> _文書抜粋_
神保町系オタオタ日記

自称「人間グーグル」

浅草十二階の設計者バルトンの孫娘鳥海たへ子の遺歌集

京都古書会館の古本まつりでは情報収集しておいた書林かみかわの500円均一コーナーへまっしぐら。結局たいしたものは買えなかったが、何冊か出てた句集、歌集が気になりつつも白っぽい最近の本なのでスルー。翌日再度会館へ行きチェックしてみると、一冊面白い非売品の歌集があった。鳥海たへ子『土の香:遺歌集』(鳥海幸子、平成2年)で、略歴を見ると、

明治45年 榊原政雄、たまの長女として大連に生まれる。

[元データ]
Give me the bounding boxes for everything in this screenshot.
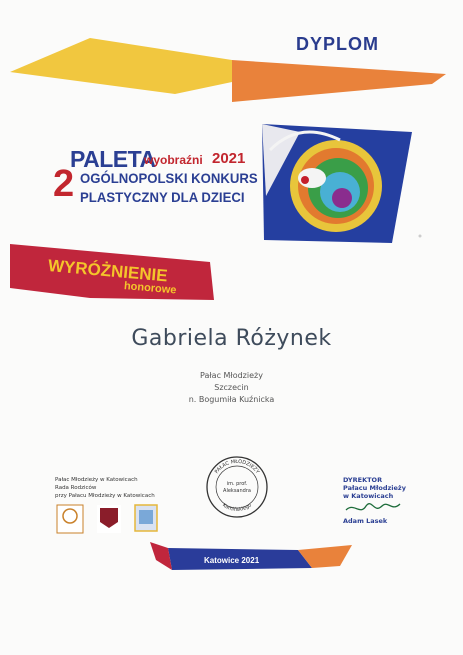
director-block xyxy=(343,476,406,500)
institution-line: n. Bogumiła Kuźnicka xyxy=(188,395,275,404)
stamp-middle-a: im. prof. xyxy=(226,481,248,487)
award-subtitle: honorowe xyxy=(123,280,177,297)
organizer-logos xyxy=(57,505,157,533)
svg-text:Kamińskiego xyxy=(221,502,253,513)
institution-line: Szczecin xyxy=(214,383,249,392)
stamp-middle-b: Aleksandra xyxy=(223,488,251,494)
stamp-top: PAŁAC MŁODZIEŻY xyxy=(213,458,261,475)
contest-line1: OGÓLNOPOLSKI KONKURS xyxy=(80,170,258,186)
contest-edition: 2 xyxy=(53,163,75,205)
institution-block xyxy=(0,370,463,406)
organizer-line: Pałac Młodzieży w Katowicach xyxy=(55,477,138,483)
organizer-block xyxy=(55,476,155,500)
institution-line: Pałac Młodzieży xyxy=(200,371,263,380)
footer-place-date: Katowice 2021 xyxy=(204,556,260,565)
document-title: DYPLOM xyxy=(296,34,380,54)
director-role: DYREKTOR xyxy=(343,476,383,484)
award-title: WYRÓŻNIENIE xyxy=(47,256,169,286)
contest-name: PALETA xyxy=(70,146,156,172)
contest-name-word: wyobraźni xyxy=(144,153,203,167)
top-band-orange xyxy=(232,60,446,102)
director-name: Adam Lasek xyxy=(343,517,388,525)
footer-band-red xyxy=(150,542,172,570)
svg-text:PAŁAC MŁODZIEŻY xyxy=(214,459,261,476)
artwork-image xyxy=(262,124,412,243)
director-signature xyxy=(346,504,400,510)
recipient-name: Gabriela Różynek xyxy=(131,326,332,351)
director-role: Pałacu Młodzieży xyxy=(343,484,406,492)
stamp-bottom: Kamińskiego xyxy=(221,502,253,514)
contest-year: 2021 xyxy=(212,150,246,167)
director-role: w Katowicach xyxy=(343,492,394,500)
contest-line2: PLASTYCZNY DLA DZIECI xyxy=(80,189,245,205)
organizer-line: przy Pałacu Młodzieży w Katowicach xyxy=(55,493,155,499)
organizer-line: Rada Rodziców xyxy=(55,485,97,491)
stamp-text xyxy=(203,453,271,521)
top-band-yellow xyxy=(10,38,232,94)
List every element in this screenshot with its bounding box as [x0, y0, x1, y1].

> _作業内容_
文書抜粋に出てくる人名を、登場する順にすべて書き出す。

> _回答_
バルトン
鳥海たへ子
鳥海幸子
榊原政雄
たま